DIRECTION:
Take down each entry exactly as written.

— Start of PROVIDED RECORDS —

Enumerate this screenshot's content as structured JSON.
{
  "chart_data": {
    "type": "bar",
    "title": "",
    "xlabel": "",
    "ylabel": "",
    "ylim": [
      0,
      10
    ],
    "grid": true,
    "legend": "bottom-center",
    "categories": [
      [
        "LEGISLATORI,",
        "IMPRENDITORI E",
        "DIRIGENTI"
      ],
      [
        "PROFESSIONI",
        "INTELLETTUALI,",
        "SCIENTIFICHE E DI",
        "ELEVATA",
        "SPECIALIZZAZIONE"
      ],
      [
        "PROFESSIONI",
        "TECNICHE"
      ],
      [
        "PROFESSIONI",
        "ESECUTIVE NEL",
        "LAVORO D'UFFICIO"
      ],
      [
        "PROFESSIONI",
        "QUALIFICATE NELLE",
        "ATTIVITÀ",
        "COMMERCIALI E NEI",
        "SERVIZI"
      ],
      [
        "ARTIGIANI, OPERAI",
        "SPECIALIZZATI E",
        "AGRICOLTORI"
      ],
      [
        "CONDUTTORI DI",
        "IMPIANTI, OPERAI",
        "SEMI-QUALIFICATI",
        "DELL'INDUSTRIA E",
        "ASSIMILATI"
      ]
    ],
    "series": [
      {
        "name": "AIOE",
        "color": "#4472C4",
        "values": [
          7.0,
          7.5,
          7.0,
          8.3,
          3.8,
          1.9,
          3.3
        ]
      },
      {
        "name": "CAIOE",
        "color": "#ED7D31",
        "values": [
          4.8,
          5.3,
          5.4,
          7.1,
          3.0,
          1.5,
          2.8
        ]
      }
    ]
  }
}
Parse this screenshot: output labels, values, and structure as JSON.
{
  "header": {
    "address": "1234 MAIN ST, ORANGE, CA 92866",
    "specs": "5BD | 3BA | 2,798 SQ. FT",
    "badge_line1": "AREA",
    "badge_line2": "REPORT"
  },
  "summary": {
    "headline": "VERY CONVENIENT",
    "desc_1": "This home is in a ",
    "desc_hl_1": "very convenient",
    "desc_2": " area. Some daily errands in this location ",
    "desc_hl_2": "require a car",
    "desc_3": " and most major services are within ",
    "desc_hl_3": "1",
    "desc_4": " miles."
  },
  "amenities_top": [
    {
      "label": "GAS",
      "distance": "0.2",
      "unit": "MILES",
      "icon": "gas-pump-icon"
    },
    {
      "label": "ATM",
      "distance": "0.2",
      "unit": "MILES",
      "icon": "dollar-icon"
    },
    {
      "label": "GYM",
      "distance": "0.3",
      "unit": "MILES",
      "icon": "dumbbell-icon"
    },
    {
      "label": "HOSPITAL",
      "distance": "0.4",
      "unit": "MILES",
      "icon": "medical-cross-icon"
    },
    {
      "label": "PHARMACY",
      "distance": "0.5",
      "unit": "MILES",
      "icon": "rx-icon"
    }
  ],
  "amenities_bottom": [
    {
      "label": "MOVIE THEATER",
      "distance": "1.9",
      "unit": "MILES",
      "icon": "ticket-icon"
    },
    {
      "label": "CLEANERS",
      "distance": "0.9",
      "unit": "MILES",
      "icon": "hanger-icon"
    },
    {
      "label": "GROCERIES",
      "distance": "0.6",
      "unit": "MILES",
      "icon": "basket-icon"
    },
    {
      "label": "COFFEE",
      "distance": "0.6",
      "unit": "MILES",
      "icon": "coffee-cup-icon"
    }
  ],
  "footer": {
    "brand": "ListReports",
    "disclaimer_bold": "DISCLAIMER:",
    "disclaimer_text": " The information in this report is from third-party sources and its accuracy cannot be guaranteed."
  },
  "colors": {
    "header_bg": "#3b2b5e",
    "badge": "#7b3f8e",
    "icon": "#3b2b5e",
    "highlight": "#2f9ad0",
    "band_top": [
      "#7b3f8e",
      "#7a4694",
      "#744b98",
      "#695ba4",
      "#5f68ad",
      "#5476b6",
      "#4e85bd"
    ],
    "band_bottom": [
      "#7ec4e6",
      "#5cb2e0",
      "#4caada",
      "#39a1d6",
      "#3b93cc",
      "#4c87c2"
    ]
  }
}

— End of PROVIDED RECORDS —

ANSWER BELOW:
Enumerate this screenshot's content as structured JSON.
{
  "chart_data": {
    "type": "bar",
    "title": "",
    "xlabel": "",
    "ylabel": "",
    "ylim": [
      0,
      10
    ],
    "grid": true,
    "legend": "bottom-center",
    "categories": [
      [
        "LEGISLATORI,",
        "IMPRENDITORI E",
        "DIRIGENTI"
      ],
      [
        "PROFESSIONI",
        "INTELLETTUALI,",
        "SCIENTIFICHE E DI",
        "ELEVATA",
        "SPECIALIZZAZIONE"
      ],
      [
        "PROFESSIONI",
        "TECNICHE"
      ],
      [
        "PROFESSIONI",
        "ESECUTIVE NEL",
        "LAVORO D'UFFICIO"
      ],
      [
        "PROFESSIONI",
        "QUALIFICATE NELLE",
        "ATTIVITÀ",
        "COMMERCIALI E NEI",
        "SERVIZI"
      ],
      [
        "ARTIGIANI, OPERAI",
        "SPECIALIZZATI E",
        "AGRICOLTORI"
      ],
      [
        "CONDUTTORI DI",
        "IMPIANTI, OPERAI",
        "SEMI-QUALIFICATI",
        "DELL'INDUSTRIA E",
        "ASSIMILATI"
      ]
    ],
    "series": [
      {
        "name": "AIOE",
        "color": "#4472C4",
        "values": [
          7.0,
          7.5,
          7.0,
          8.3,
          3.8,
          1.9,
          3.3
        ]
      },
      {
        "name": "CAIOE",
        "color": "#ED7D31",
        "values": [
          4.8,
          5.3,
          5.4,
          7.1,
          3.0,
          1.5,
          2.8
        ]
      }
    ]
  }
}
Parse this screenshot: output labels, values, and structure as JSON.
{
  "header": {
    "address": "1234 MAIN ST, ORANGE, CA 92866",
    "specs": "5BD | 3BA | 2,798 SQ. FT",
    "badge_line1": "AREA",
    "badge_line2": "REPORT"
  },
  "summary": {
    "headline": "VERY CONVENIENT",
    "desc_1": "This home is in a ",
    "desc_hl_1": "very convenient",
    "desc_2": " area. Some daily errands in this location ",
    "desc_hl_2": "require a car",
    "desc_3": " and most major services are within ",
    "desc_hl_3": "1",
    "desc_4": " miles."
  },
  "amenities_top": [
    {
      "label": "GAS",
      "distance": "0.2",
      "unit": "MILES",
      "icon": "gas-pump-icon"
    },
    {
      "label": "ATM",
      "distance": "0.2",
      "unit": "MILES",
      "icon": "dollar-icon"
    },
    {
      "label": "GYM",
      "distance": "0.3",
      "unit": "MILES",
      "icon": "dumbbell-icon"
    },
    {
      "label": "HOSPITAL",
      "distance": "0.4",
      "unit": "MILES",
      "icon": "medical-cross-icon"
    },
    {
      "label": "PHARMACY",
      "distance": "0.5",
      "unit": "MILES",
      "icon": "rx-icon"
    }
  ],
  "amenities_bottom": [
    {
      "label": "MOVIE THEATER",
      "distance": "1.9",
      "unit": "MILES",
      "icon": "ticket-icon"
    },
    {
      "label": "CLEANERS",
      "distance": "0.9",
      "unit": "MILES",
      "icon": "hanger-icon"
    },
    {
      "label": "GROCERIES",
      "distance": "0.6",
      "unit": "MILES",
      "icon": "basket-icon"
    },
    {
      "label": "COFFEE",
      "distance": "0.6",
      "unit": "MILES",
      "icon": "coffee-cup-icon"
    }
  ],
  "footer": {
    "brand": "ListReports",
    "disclaimer_bold": "DISCLAIMER:",
    "disclaimer_text": " The information in this report is from third-party sources and its accuracy cannot be guaranteed."
  },
  "colors": {
    "header_bg": "#3b2b5e",
    "badge": "#7b3f8e",
    "icon": "#3b2b5e",
    "highlight": "#2f9ad0",
    "band_top": [
      "#7b3f8e",
      "#7a4694",
      "#744b98",
      "#695ba4",
      "#5f68ad",
      "#5476b6",
      "#4e85bd"
    ],
    "band_bottom": [
      "#7ec4e6",
      "#5cb2e0",
      "#4caada",
      "#39a1d6",
      "#3b93cc",
      "#4c87c2"
    ]
  }
}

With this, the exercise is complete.